RECORDED INFORMATION:
╭──

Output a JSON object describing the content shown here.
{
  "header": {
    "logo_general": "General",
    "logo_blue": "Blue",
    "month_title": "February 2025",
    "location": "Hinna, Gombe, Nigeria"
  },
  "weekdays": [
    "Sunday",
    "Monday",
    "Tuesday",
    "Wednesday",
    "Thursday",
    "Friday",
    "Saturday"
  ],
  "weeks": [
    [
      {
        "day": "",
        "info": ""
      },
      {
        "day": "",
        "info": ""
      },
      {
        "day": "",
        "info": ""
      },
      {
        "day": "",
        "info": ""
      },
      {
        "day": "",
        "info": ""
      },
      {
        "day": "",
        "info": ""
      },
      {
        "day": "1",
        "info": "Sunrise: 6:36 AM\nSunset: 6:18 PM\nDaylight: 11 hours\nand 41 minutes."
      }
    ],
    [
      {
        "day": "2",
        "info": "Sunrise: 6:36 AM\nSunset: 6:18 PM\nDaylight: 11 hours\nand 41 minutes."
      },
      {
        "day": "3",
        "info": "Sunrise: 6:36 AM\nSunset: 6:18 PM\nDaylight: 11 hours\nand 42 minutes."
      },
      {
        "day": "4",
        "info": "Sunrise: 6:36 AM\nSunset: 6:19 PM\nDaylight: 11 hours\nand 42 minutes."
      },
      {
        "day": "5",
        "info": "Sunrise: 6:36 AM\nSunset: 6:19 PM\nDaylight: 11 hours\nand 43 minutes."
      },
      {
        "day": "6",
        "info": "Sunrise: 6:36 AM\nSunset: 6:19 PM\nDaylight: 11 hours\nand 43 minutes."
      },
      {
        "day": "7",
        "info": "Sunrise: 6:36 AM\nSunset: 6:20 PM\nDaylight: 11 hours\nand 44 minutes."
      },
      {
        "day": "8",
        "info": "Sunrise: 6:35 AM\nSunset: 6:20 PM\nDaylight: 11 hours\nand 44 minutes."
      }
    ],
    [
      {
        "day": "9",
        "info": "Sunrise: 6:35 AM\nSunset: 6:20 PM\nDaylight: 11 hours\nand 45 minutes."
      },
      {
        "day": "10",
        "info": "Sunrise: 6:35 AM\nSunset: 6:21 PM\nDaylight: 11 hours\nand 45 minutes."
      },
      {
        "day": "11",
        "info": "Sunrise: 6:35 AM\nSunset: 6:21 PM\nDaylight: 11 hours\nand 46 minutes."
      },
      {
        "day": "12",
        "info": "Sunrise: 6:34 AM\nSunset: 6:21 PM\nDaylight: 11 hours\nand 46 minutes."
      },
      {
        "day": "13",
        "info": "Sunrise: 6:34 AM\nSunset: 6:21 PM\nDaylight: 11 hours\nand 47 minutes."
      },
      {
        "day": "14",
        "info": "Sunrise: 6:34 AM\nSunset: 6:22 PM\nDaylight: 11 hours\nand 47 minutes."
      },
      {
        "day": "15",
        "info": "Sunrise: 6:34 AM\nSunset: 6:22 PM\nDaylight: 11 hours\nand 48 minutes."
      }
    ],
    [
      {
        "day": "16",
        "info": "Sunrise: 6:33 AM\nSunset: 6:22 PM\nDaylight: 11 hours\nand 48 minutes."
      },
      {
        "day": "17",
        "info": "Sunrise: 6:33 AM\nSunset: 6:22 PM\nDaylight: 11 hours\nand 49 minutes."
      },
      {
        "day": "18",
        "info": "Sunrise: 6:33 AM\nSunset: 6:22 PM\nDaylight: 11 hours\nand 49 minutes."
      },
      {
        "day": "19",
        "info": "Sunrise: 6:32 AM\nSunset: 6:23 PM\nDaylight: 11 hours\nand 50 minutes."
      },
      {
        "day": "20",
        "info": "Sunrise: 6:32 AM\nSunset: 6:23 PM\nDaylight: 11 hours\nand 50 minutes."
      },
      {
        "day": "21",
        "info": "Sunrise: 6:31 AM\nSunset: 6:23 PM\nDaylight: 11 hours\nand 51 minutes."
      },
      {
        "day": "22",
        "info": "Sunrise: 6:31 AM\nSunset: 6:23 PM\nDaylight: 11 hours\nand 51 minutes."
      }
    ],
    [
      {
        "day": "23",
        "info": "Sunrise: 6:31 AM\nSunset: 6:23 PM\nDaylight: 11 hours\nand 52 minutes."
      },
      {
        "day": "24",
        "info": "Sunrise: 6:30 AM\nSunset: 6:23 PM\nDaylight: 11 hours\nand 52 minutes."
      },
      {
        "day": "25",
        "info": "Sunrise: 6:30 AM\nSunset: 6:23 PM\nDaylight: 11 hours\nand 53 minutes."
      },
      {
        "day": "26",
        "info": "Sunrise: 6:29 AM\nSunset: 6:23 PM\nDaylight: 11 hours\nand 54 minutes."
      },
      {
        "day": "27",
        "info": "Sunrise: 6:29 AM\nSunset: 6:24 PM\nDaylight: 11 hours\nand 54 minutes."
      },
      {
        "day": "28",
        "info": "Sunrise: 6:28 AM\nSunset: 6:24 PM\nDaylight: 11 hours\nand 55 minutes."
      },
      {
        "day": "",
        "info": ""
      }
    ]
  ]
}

╰──

All of the entries above should be written out again exactly.

Output a JSON object describing the content shown here.
{
  "header": {
    "logo_general": "General",
    "logo_blue": "Blue",
    "month_title": "February 2025",
    "location": "Hinna, Gombe, Nigeria"
  },
  "weekdays": [
    "Sunday",
    "Monday",
    "Tuesday",
    "Wednesday",
    "Thursday",
    "Friday",
    "Saturday"
  ],
  "weeks": [
    [
      {
        "day": "",
        "info": ""
      },
      {
        "day": "",
        "info": ""
      },
      {
        "day": "",
        "info": ""
      },
      {
        "day": "",
        "info": ""
      },
      {
        "day": "",
        "info": ""
      },
      {
        "day": "",
        "info": ""
      },
      {
        "day": "1",
        "info": "Sunrise: 6:36 AM\nSunset: 6:18 PM\nDaylight: 11 hours\nand 41 minutes."
      }
    ],
    [
      {
        "day": "2",
        "info": "Sunrise: 6:36 AM\nSunset: 6:18 PM\nDaylight: 11 hours\nand 41 minutes."
      },
      {
        "day": "3",
        "info": "Sunrise: 6:36 AM\nSunset: 6:18 PM\nDaylight: 11 hours\nand 42 minutes."
      },
      {
        "day": "4",
        "info": "Sunrise: 6:36 AM\nSunset: 6:19 PM\nDaylight: 11 hours\nand 42 minutes."
      },
      {
        "day": "5",
        "info": "Sunrise: 6:36 AM\nSunset: 6:19 PM\nDaylight: 11 hours\nand 43 minutes."
      },
      {
        "day": "6",
        "info": "Sunrise: 6:36 AM\nSunset: 6:19 PM\nDaylight: 11 hours\nand 43 minutes."
      },
      {
        "day": "7",
        "info": "Sunrise: 6:36 AM\nSunset: 6:20 PM\nDaylight: 11 hours\nand 44 minutes."
      },
      {
        "day": "8",
        "info": "Sunrise: 6:35 AM\nSunset: 6:20 PM\nDaylight: 11 hours\nand 44 minutes."
      }
    ],
    [
      {
        "day": "9",
        "info": "Sunrise: 6:35 AM\nSunset: 6:20 PM\nDaylight: 11 hours\nand 45 minutes."
      },
      {
        "day": "10",
        "info": "Sunrise: 6:35 AM\nSunset: 6:21 PM\nDaylight: 11 hours\nand 45 minutes."
      },
      {
        "day": "11",
        "info": "Sunrise: 6:35 AM\nSunset: 6:21 PM\nDaylight: 11 hours\nand 46 minutes."
      },
      {
        "day": "12",
        "info": "Sunrise: 6:34 AM\nSunset: 6:21 PM\nDaylight: 11 hours\nand 46 minutes."
      },
      {
        "day": "13",
        "info": "Sunrise: 6:34 AM\nSunset: 6:21 PM\nDaylight: 11 hours\nand 47 minutes."
      },
      {
        "day": "14",
        "info": "Sunrise: 6:34 AM\nSunset: 6:22 PM\nDaylight: 11 hours\nand 47 minutes."
      },
      {
        "day": "15",
        "info": "Sunrise: 6:34 AM\nSunset: 6:22 PM\nDaylight: 11 hours\nand 48 minutes."
      }
    ],
    [
      {
        "day": "16",
        "info": "Sunrise: 6:33 AM\nSunset: 6:22 PM\nDaylight: 11 hours\nand 48 minutes."
      },
      {
        "day": "17",
        "info": "Sunrise: 6:33 AM\nSunset: 6:22 PM\nDaylight: 11 hours\nand 49 minutes."
      },
      {
        "day": "18",
        "info": "Sunrise: 6:33 AM\nSunset: 6:22 PM\nDaylight: 11 hours\nand 49 minutes."
      },
      {
        "day": "19",
        "info": "Sunrise: 6:32 AM\nSunset: 6:23 PM\nDaylight: 11 hours\nand 50 minutes."
      },
      {
        "day": "20",
        "info": "Sunrise: 6:32 AM\nSunset: 6:23 PM\nDaylight: 11 hours\nand 50 minutes."
      },
      {
        "day": "21",
        "info": "Sunrise: 6:31 AM\nSunset: 6:23 PM\nDaylight: 11 hours\nand 51 minutes."
      },
      {
        "day": "22",
        "info": "Sunrise: 6:31 AM\nSunset: 6:23 PM\nDaylight: 11 hours\nand 51 minutes."
      }
    ],
    [
      {
        "day": "23",
        "info": "Sunrise: 6:31 AM\nSunset: 6:23 PM\nDaylight: 11 hours\nand 52 minutes."
      },
      {
        "day": "24",
        "info": "Sunrise: 6:30 AM\nSunset: 6:23 PM\nDaylight: 11 hours\nand 52 minutes."
      },
      {
        "day": "25",
        "info": "Sunrise: 6:30 AM\nSunset: 6:23 PM\nDaylight: 11 hours\nand 53 minutes."
      },
      {
        "day": "26",
        "info": "Sunrise: 6:29 AM\nSunset: 6:23 PM\nDaylight: 11 hours\nand 54 minutes."
      },
      {
        "day": "27",
        "info": "Sunrise: 6:29 AM\nSunset: 6:24 PM\nDaylight: 11 hours\nand 54 minutes."
      },
      {
        "day": "28",
        "info": "Sunrise: 6:28 AM\nSunset: 6:24 PM\nDaylight: 11 hours\nand 55 minutes."
      },
      {
        "day": "",
        "info": ""
      }
    ]
  ]
}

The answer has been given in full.